Objetivo 1:
Indica si cada afirmación concuerda con el fragmento sobre filosofía y literatura, respondiendo sí o no y citando literalmente las palabras del fragmento que lo deciden: (a) algunos pensadores le han negado a Nietzsche el estatuto de filósofo; (b) el autor propone detenerse largamente en ese tema; (c) según la cita de Lévy, Sartre es el filósofo contemporáneo más dispuesto a dejar que la lengua gobierne la labor del pensamiento.
Objetivo 2:
Devuelve sin cambios el pasaje del fragmento sobre filosofía y literatura que comienza en "Nadie puede negar" y termina en "de ambos bandos.".
Objetivo 3:
Prolonga el fragmento sobre filosofía y literatura a partir de su última oración.

Nadie puede negar lo
incómoda que puede tornarse la relación entre filosoía y literatura. En el
colmo de la paranoia algunos pensadores —pienso en Iris Murdoch—le han negado a
Nietzsche el estatuto de filósofo. Es mejor no detenerse en este tema a riesgo
de quedarse allí para siempre. Sólo una frase de Lévy al respecto: "...no
parece exagerado afirmar que Sartre, en principio, es el menos dispuesto de los
filósofos contemporáneos a permitir que la lengua —y por consiguiente la
literatura— no sólo gobierne sino también corrompa la labor del
pensamiento." Algo más: Simone de Beauvoir le escribe a su compañero para
decirle: "Cuando lo conocí usted me dijo que deseaba ser Spinoza y
Stendhal a la vez." Esta ambición le vale recriminaciones de ambos bandos.

Datos proporcionados:
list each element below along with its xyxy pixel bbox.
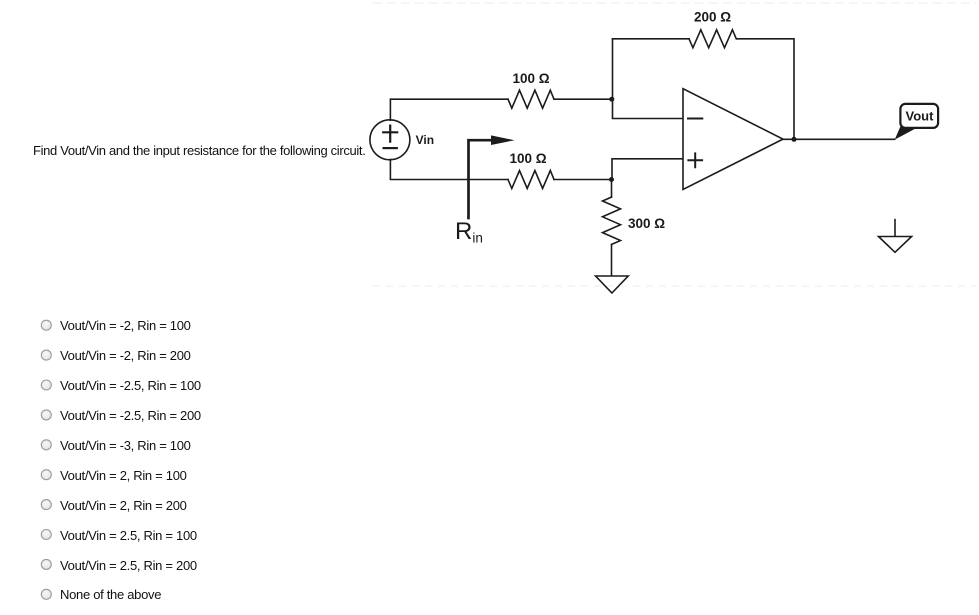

Respuesta escrita 1:
(a) Sí: "algunos pensadores —pienso en Iris Murdoch—le han negado a Nietzsche el estatuto de filósofo"
(b) No: "Es mejor no detenerse en este tema a riesgo de quedarse allí para siempre"
(c) No: "Sartre, en principio, es el menos dispuesto de los filósofos contemporáneos a permitir que la lengua —y por consiguiente la literatura— no sólo gobierne sino también corrompa la labor del pensamiento"

Respuesta escrita 2:
Nadie puede negar lo
incómoda que puede tornarse la relación entre filosoía y literatura. En el
colmo de la paranoia algunos pensadores —pienso en Iris Murdoch—le han negado a
Nietzsche el estatuto de filósofo. Es mejor no detenerse en este tema a riesgo
de quedarse allí para siempre. Sólo una frase de Lévy al respecto: "...no
parece exagerado afirmar que Sartre, en principio, es el menos dispuesto de los
filósofos contemporáneos a permitir que la lengua —y por consiguiente la
literatura— no sólo gobierne sino también corrompa la labor del
pensamiento." Algo más: Simone de Beauvoir le escribe a su compañero para
decirle: "Cuando lo conocí usted me dijo que deseaba ser Spinoza y
Stendhal a la vez." Esta ambición le vale recriminaciones de ambos bandos.

Respuesta escrita 3:
Los escritores encuentran sus obras literarias demasiado preocupadas por
asuntos de índole filosófica. Los filósofos académicos se resisten a que un
escritor famoso se entrometa en sus campos. Ellos prefieren a Merleau-Ponty y
no están dispuestos a que la haraganería literaria tergiverse o corrompa su
oficio. Estas críticas no lo detienen. ¿Cómo van a detenerlo cuando su deseo es
sacar precisamente la filosofía de los cubículos universitarios? La calle es el
lugar apropiado para fecundar al pensamiento. No las aulas sino los callejones.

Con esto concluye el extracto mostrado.